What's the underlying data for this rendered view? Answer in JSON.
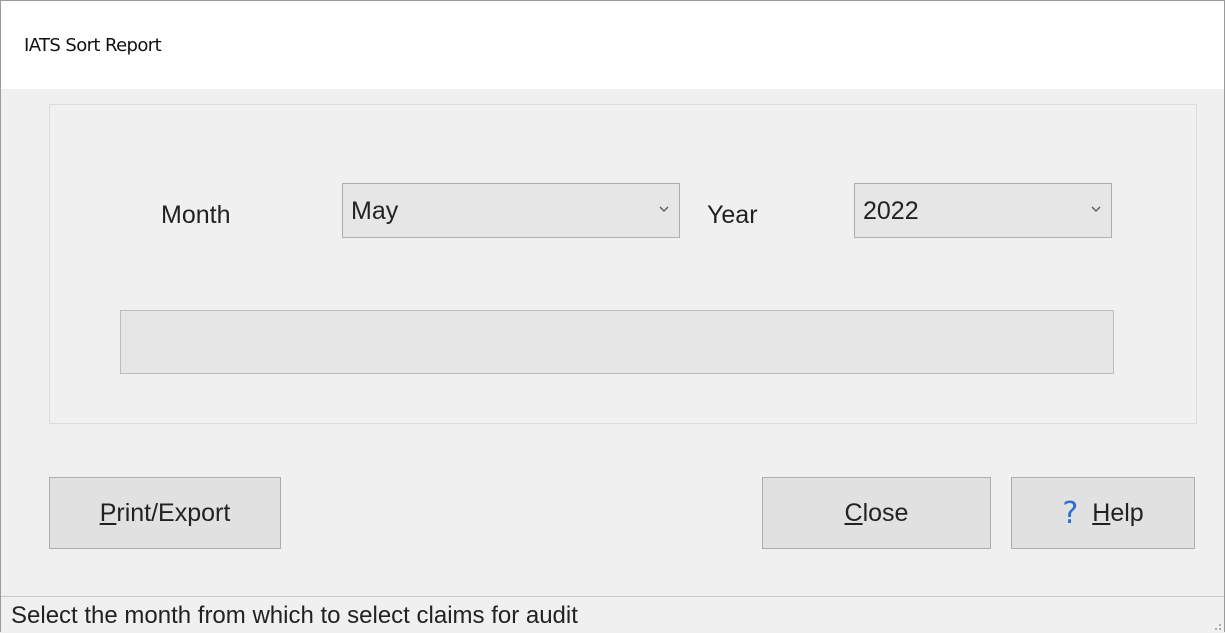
{
  "window": {
    "title": "IATS Sort Report"
  },
  "form": {
    "month_label": "Month",
    "month_value": "May",
    "year_label": "Year",
    "year_value": "2022",
    "progress": 0
  },
  "buttons": {
    "print_export": {
      "mnemonic": "P",
      "rest": "rint/Export"
    },
    "close": {
      "mnemonic": "C",
      "rest": "lose"
    },
    "help": {
      "icon": "question-mark-icon",
      "mnemonic": "H",
      "rest": "elp"
    }
  },
  "status_bar": {
    "text": "Select the month from which to select claims for audit"
  }
}
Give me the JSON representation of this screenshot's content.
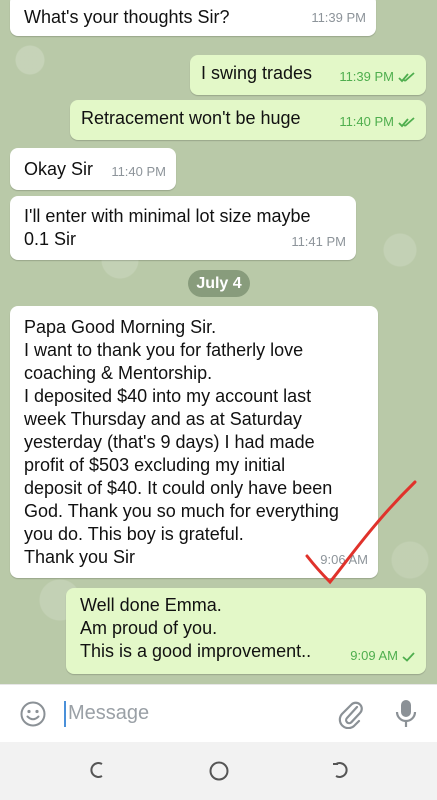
{
  "colors": {
    "chat_bg": "#b9c9a8",
    "incoming_bubble": "#ffffff",
    "outgoing_bubble": "#e3f8c8",
    "read_check": "#4fae4e",
    "annotation_red": "#e0322b"
  },
  "messages": [
    {
      "direction": "incoming",
      "text": "What's your thoughts Sir?",
      "time": "11:39 PM"
    },
    {
      "direction": "outgoing",
      "text": "I swing trades",
      "time": "11:39 PM",
      "status": "read"
    },
    {
      "direction": "outgoing",
      "text": "Retracement  won't be huge",
      "time": "11:40 PM",
      "status": "read"
    },
    {
      "direction": "incoming",
      "text": "Okay Sir",
      "time": "11:40 PM"
    },
    {
      "direction": "incoming",
      "text": "I'll enter with minimal lot size maybe\n0.1 Sir",
      "time": "11:41 PM"
    },
    {
      "direction": "incoming",
      "text": "Papa Good Morning Sir.\nI want to thank you for fatherly love\ncoaching & Mentorship.\nI deposited $40 into my account last\nweek Thursday and as at Saturday\nyesterday (that's 9 days) I had made\nprofit of $503 excluding my initial\ndeposit of $40. It could only have been\nGod. Thank you so much for everything\nyou do. This boy is grateful.\nThank you Sir",
      "time": "9:06 AM"
    },
    {
      "direction": "outgoing",
      "text": "Well done Emma.\nAm proud of you.\nThis is a good improvement..",
      "time": "9:09 AM",
      "status": "delivered"
    }
  ],
  "date_separator": "July 4",
  "composer": {
    "placeholder": "Message",
    "emoji_icon": "emoji-icon",
    "attach_icon": "paperclip-icon",
    "mic_icon": "microphone-icon"
  },
  "navigation": [
    "recent-apps-icon",
    "home-icon",
    "back-icon"
  ]
}
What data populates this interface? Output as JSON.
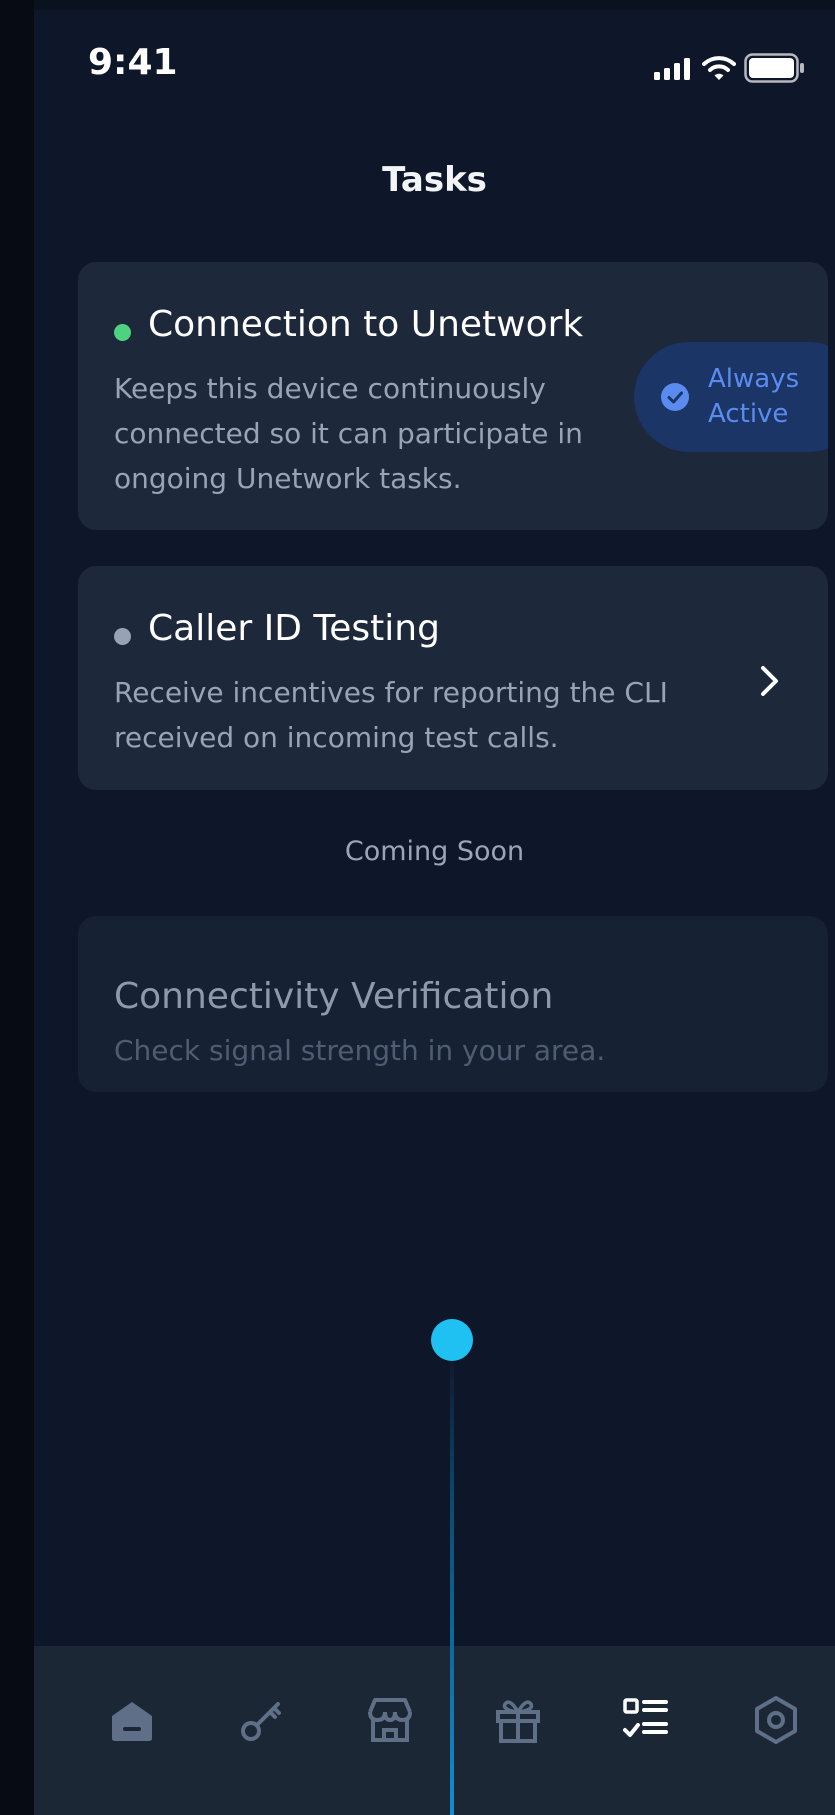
{
  "status_bar": {
    "time": "9:41",
    "icons": [
      "cellular-signal-icon",
      "wifi-icon",
      "battery-icon"
    ]
  },
  "header": {
    "title": "Tasks"
  },
  "tasks": [
    {
      "title": "Connection to Unetwork",
      "description": "Keeps this device continuously connected so it can participate in ongoing Unetwork tasks.",
      "status_dot_color": "#4ed27f",
      "badge": {
        "line1": "Always",
        "line2": "Active",
        "icon": "check-circle-icon"
      }
    },
    {
      "title": "Caller ID Testing",
      "description": "Receive incentives for reporting the CLI received on incoming test calls.",
      "status_dot_color": "#97a3b5",
      "action_icon": "chevron-right-icon"
    }
  ],
  "coming_soon": {
    "label": "Coming Soon",
    "items": [
      {
        "title": "Connectivity Verification",
        "description": "Check signal strength in your area."
      }
    ]
  },
  "tabbar": {
    "items": [
      {
        "icon": "home-icon",
        "active": false
      },
      {
        "icon": "key-icon",
        "active": false
      },
      {
        "icon": "store-icon",
        "active": false
      },
      {
        "icon": "gift-icon",
        "active": false
      },
      {
        "icon": "tasks-icon",
        "active": true
      },
      {
        "icon": "settings-icon",
        "active": false
      }
    ]
  },
  "colors": {
    "background": "#0e1629",
    "card": "#1d283a",
    "accent": "#5a8cef",
    "timeline": "#1fc0f2"
  }
}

Written task
Your copy should repeat each entry above exactly but contain no pictures.

Written response
What's the underlying data for this rendered view? Answer in JSON.
{
  "window": {
    "title": "IATS Sort Report"
  },
  "form": {
    "month_label": "Month",
    "month_value": "May",
    "year_label": "Year",
    "year_value": "2022",
    "progress": 0
  },
  "buttons": {
    "print_export": {
      "mnemonic": "P",
      "rest": "rint/Export"
    },
    "close": {
      "mnemonic": "C",
      "rest": "lose"
    },
    "help": {
      "icon": "question-mark-icon",
      "mnemonic": "H",
      "rest": "elp"
    }
  },
  "status_bar": {
    "text": "Select the month from which to select claims for audit"
  }
}
Give me the JSON representation of this screenshot's content.
{
  "colors": {
    "chat_bg": "#b9c9a8",
    "incoming_bubble": "#ffffff",
    "outgoing_bubble": "#e3f8c8",
    "read_check": "#4fae4e",
    "annotation_red": "#e0322b"
  },
  "messages": [
    {
      "direction": "incoming",
      "text": "What's your thoughts Sir?",
      "time": "11:39 PM"
    },
    {
      "direction": "outgoing",
      "text": "I swing trades",
      "time": "11:39 PM",
      "status": "read"
    },
    {
      "direction": "outgoing",
      "text": "Retracement  won't be huge",
      "time": "11:40 PM",
      "status": "read"
    },
    {
      "direction": "incoming",
      "text": "Okay Sir",
      "time": "11:40 PM"
    },
    {
      "direction": "incoming",
      "text": "I'll enter with minimal lot size maybe\n0.1 Sir",
      "time": "11:41 PM"
    },
    {
      "direction": "incoming",
      "text": "Papa Good Morning Sir.\nI want to thank you for fatherly love\ncoaching & Mentorship.\nI deposited $40 into my account last\nweek Thursday and as at Saturday\nyesterday (that's 9 days) I had made\nprofit of $503 excluding my initial\ndeposit of $40. It could only have been\nGod. Thank you so much for everything\nyou do. This boy is grateful.\nThank you Sir",
      "time": "9:06 AM"
    },
    {
      "direction": "outgoing",
      "text": "Well done Emma.\nAm proud of you.\nThis is a good improvement..",
      "time": "9:09 AM",
      "status": "delivered"
    }
  ],
  "date_separator": "July 4",
  "composer": {
    "placeholder": "Message",
    "emoji_icon": "emoji-icon",
    "attach_icon": "paperclip-icon",
    "mic_icon": "microphone-icon"
  },
  "navigation": [
    "recent-apps-icon",
    "home-icon",
    "back-icon"
  ]
}
What data populates this interface? Output as JSON.
{
  "status_bar": {
    "time": "9:41",
    "icons": [
      "cellular-signal-icon",
      "wifi-icon",
      "battery-icon"
    ]
  },
  "header": {
    "title": "Tasks"
  },
  "tasks": [
    {
      "title": "Connection to Unetwork",
      "description": "Keeps this device continuously connected so it can participate in ongoing Unetwork tasks.",
      "status_dot_color": "#4ed27f",
      "badge": {
        "line1": "Always",
        "line2": "Active",
        "icon": "check-circle-icon"
      }
    },
    {
      "title": "Caller ID Testing",
      "description": "Receive incentives for reporting the CLI received on incoming test calls.",
      "status_dot_color": "#97a3b5",
      "action_icon": "chevron-right-icon"
    }
  ],
  "coming_soon": {
    "label": "Coming Soon",
    "items": [
      {
        "title": "Connectivity Verification",
        "description": "Check signal strength in your area."
      }
    ]
  },
  "tabbar": {
    "items": [
      {
        "icon": "home-icon",
        "active": false
      },
      {
        "icon": "key-icon",
        "active": false
      },
      {
        "icon": "store-icon",
        "active": false
      },
      {
        "icon": "gift-icon",
        "active": false
      },
      {
        "icon": "tasks-icon",
        "active": true
      },
      {
        "icon": "settings-icon",
        "active": false
      }
    ]
  },
  "colors": {
    "background": "#0e1629",
    "card": "#1d283a",
    "accent": "#5a8cef",
    "timeline": "#1fc0f2"
  }
}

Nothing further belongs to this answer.